**What the exercise asks:**
Return, word for word, every line that follows.

BEGIN Supplied data

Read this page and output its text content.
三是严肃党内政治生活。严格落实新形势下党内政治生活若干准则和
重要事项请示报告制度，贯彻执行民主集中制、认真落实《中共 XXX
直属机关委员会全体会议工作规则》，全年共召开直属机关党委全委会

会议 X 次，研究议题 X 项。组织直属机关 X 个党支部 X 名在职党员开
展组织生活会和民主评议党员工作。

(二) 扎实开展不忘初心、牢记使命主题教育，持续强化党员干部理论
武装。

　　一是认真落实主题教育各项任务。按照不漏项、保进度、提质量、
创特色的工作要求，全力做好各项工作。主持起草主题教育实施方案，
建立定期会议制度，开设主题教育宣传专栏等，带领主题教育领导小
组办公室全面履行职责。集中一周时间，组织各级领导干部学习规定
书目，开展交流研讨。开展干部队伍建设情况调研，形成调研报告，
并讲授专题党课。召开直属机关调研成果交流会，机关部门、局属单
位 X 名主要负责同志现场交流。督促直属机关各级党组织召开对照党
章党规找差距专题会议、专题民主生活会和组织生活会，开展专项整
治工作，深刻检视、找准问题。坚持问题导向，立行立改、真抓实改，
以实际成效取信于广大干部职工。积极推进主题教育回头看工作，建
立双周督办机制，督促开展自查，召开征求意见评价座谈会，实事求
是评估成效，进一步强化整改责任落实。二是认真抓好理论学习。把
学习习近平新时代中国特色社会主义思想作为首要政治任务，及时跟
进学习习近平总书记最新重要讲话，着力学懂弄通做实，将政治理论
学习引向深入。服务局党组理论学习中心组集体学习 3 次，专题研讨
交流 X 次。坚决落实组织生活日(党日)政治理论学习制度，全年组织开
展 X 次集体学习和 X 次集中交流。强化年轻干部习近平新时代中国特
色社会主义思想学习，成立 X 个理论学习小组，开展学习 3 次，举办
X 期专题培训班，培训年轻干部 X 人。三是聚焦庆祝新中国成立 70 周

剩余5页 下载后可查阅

END Supplied data

**Task response:**
Read this page and output its text content.
三是严肃党内政治生活。严格落实新形势下党内政治生活若干准则和
重要事项请示报告制度，贯彻执行民主集中制、认真落实《中共 XXX
直属机关委员会全体会议工作规则》，全年共召开直属机关党委全委会

会议 X 次，研究议题 X 项。组织直属机关 X 个党支部 X 名在职党员开
展组织生活会和民主评议党员工作。

(二) 扎实开展不忘初心、牢记使命主题教育，持续强化党员干部理论
武装。

　　一是认真落实主题教育各项任务。按照不漏项、保进度、提质量、
创特色的工作要求，全力做好各项工作。主持起草主题教育实施方案，
建立定期会议制度，开设主题教育宣传专栏等，带领主题教育领导小
组办公室全面履行职责。集中一周时间，组织各级领导干部学习规定
书目，开展交流研讨。开展干部队伍建设情况调研，形成调研报告，
并讲授专题党课。召开直属机关调研成果交流会，机关部门、局属单
位 X 名主要负责同志现场交流。督促直属机关各级党组织召开对照党
章党规找差距专题会议、专题民主生活会和组织生活会，开展专项整
治工作，深刻检视、找准问题。坚持问题导向，立行立改、真抓实改，
以实际成效取信于广大干部职工。积极推进主题教育回头看工作，建
立双周督办机制，督促开展自查，召开征求意见评价座谈会，实事求
是评估成效，进一步强化整改责任落实。二是认真抓好理论学习。把
学习习近平新时代中国特色社会主义思想作为首要政治任务，及时跟
进学习习近平总书记最新重要讲话，着力学懂弄通做实，将政治理论
学习引向深入。服务局党组理论学习中心组集体学习 3 次，专题研讨
交流 X 次。坚决落实组织生活日(党日)政治理论学习制度，全年组织开
展 X 次集体学习和 X 次集中交流。强化年轻干部习近平新时代中国特
色社会主义思想学习，成立 X 个理论学习小组，开展学习 3 次，举办
X 期专题培训班，培训年轻干部 X 人。三是聚焦庆祝新中国成立 70 周

剩余5页 下载后可查阅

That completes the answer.